§ **WHAT IS REQUIRED**
Could you put every line of the items below into a numbered list, omitting blank lines and leaving out the pictures?
□ □ □ □ □ □ □
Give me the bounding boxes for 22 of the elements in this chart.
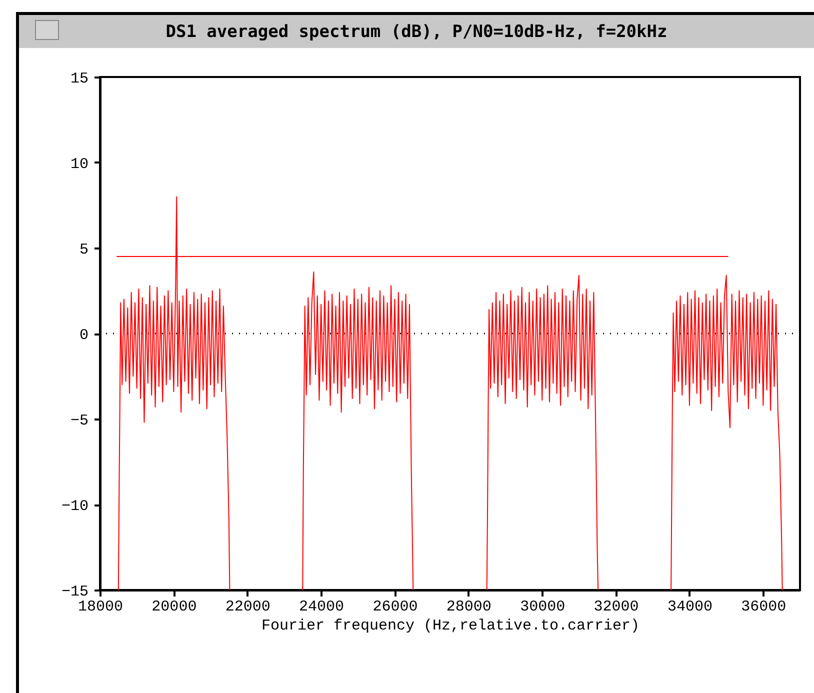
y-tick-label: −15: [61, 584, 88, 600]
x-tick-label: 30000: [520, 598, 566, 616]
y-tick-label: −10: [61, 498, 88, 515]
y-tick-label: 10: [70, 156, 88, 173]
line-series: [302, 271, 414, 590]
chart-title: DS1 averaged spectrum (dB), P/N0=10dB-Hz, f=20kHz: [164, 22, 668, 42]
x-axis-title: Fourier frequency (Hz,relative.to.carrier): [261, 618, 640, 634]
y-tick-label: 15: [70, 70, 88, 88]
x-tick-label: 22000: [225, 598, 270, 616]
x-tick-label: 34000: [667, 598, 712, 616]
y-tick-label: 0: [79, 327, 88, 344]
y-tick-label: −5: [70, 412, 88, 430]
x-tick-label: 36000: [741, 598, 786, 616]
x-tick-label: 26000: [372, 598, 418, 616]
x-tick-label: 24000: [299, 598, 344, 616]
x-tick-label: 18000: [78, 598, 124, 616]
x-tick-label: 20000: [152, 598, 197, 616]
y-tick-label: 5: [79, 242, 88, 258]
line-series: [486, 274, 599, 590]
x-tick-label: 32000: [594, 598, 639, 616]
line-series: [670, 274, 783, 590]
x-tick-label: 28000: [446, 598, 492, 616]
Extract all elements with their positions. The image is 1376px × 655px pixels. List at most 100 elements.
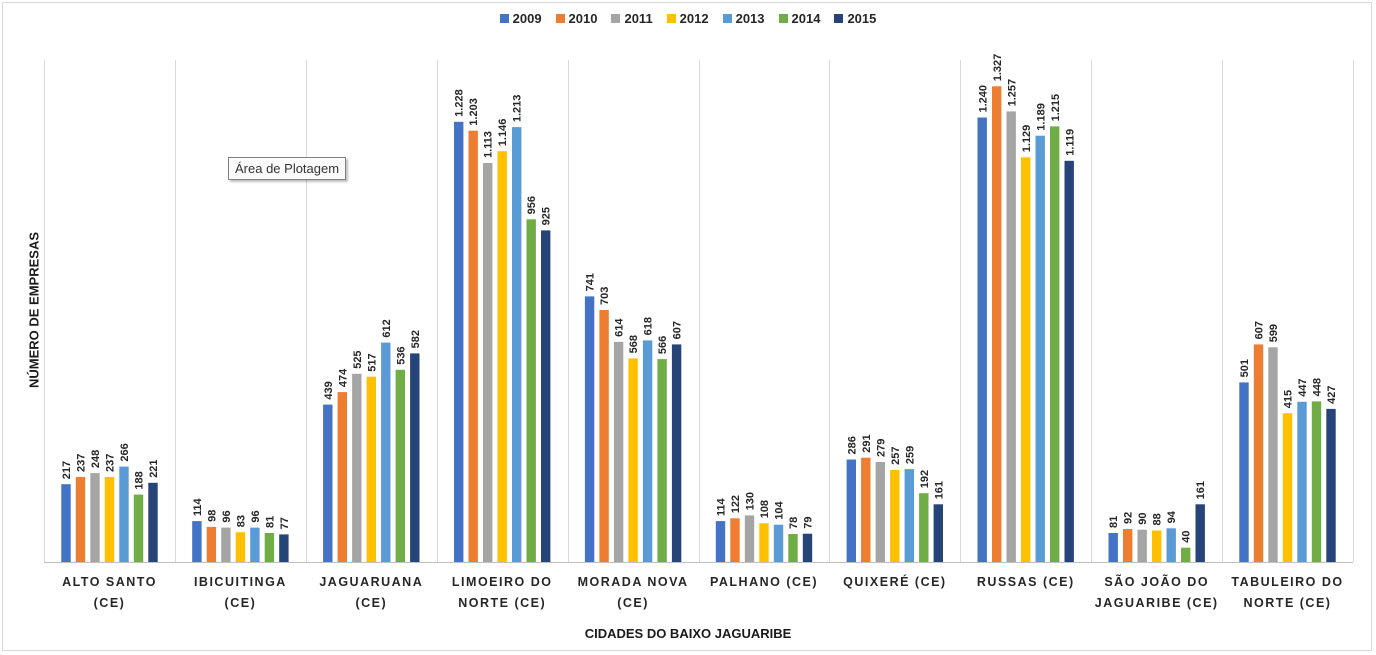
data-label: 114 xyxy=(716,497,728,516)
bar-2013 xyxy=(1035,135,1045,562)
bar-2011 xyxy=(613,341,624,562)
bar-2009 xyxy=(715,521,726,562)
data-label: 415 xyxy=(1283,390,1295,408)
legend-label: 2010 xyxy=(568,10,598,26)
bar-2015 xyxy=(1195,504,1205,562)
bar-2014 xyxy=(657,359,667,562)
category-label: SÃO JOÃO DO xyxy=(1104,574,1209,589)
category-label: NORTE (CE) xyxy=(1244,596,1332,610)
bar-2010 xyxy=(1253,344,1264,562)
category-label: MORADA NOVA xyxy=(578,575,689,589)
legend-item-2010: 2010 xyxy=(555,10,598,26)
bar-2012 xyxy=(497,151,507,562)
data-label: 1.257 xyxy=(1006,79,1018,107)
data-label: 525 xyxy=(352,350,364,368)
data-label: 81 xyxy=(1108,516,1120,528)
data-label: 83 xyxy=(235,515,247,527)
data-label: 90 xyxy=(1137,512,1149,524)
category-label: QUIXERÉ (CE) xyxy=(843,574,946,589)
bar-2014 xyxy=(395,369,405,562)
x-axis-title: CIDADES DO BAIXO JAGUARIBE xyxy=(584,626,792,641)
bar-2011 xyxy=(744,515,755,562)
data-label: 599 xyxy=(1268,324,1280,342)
□ □ □ □ □ □ □
§ **RESULT OF THE EXERCISE**
1. Give me the bounding boxes for 22 of the elements in this chart.
2. y-tick-label: −15: [61, 584, 88, 600]
3. x-tick-label: 30000: [520, 598, 566, 616]
4. y-tick-label: −10: [61, 498, 88, 515]
5. y-tick-label: 10: [70, 156, 88, 173]
6. line-series: [302, 271, 414, 590]
7. chart-title: DS1 averaged spectrum (dB), P/N0=10dB-Hz, f=20kHz: [164, 22, 668, 42]
8. x-axis-title: Fourier frequency (Hz,relative.to.carrier): [261, 618, 640, 634]
9. y-tick-label: 15: [70, 70, 88, 88]
10. x-tick-label: 22000: [225, 598, 270, 616]
11. x-tick-label: 34000: [667, 598, 712, 616]
12. y-tick-label: 0: [79, 327, 88, 344]
13. y-tick-label: −5: [70, 412, 88, 430]
14. x-tick-label: 36000: [741, 598, 786, 616]
15. x-tick-label: 26000: [372, 598, 418, 616]
16. x-tick-label: 24000: [299, 598, 344, 616]
17. x-tick-label: 18000: [78, 598, 124, 616]
18. x-tick-label: 20000: [152, 598, 197, 616]
19. y-tick-label: 5: [79, 242, 88, 258]
20. line-series: [486, 274, 599, 590]
21. x-tick-label: 32000: [594, 598, 639, 616]
22. line-series: [670, 274, 783, 590]
23. x-tick-label: 28000: [446, 598, 492, 616]
24. Extract all elements with their positions. The image is 1376px × 655px pixels. List at most 100 elements.
25. data-label: 114 xyxy=(716,497,728,516)
26. bar-2013 xyxy=(1035,135,1045,562)
27. bar-2011 xyxy=(613,341,624,562)
28. bar-2009 xyxy=(715,521,726,562)
29. data-label: 415 xyxy=(1283,390,1295,408)
30. legend-label: 2010 xyxy=(568,10,598,26)
31. bar-2015 xyxy=(1195,504,1205,562)
32. bar-2014 xyxy=(657,359,667,562)
33. category-label: SÃO JOÃO DO xyxy=(1104,574,1209,589)
34. category-label: NORTE (CE) xyxy=(1244,596,1332,610)
35. bar-2010 xyxy=(1253,344,1264,562)
36. category-label: MORADA NOVA xyxy=(578,575,689,589)
37. legend-item-2010: 2010 xyxy=(555,10,598,26)
38. bar-2012 xyxy=(497,151,507,562)
39. data-label: 1.257 xyxy=(1006,79,1018,107)
40. data-label: 525 xyxy=(352,350,364,368)
41. data-label: 81 xyxy=(1108,516,1120,528)
42. data-label: 83 xyxy=(235,515,247,527)
43. data-label: 90 xyxy=(1137,512,1149,524)
44. category-label: QUIXERÉ (CE) xyxy=(843,574,946,589)
45. bar-2014 xyxy=(395,369,405,562)
46. x-axis-title: CIDADES DO BAIXO JAGUARIBE xyxy=(584,626,792,641)
47. bar-2011 xyxy=(744,515,755,562)
48. data-label: 599 xyxy=(1268,324,1280,342)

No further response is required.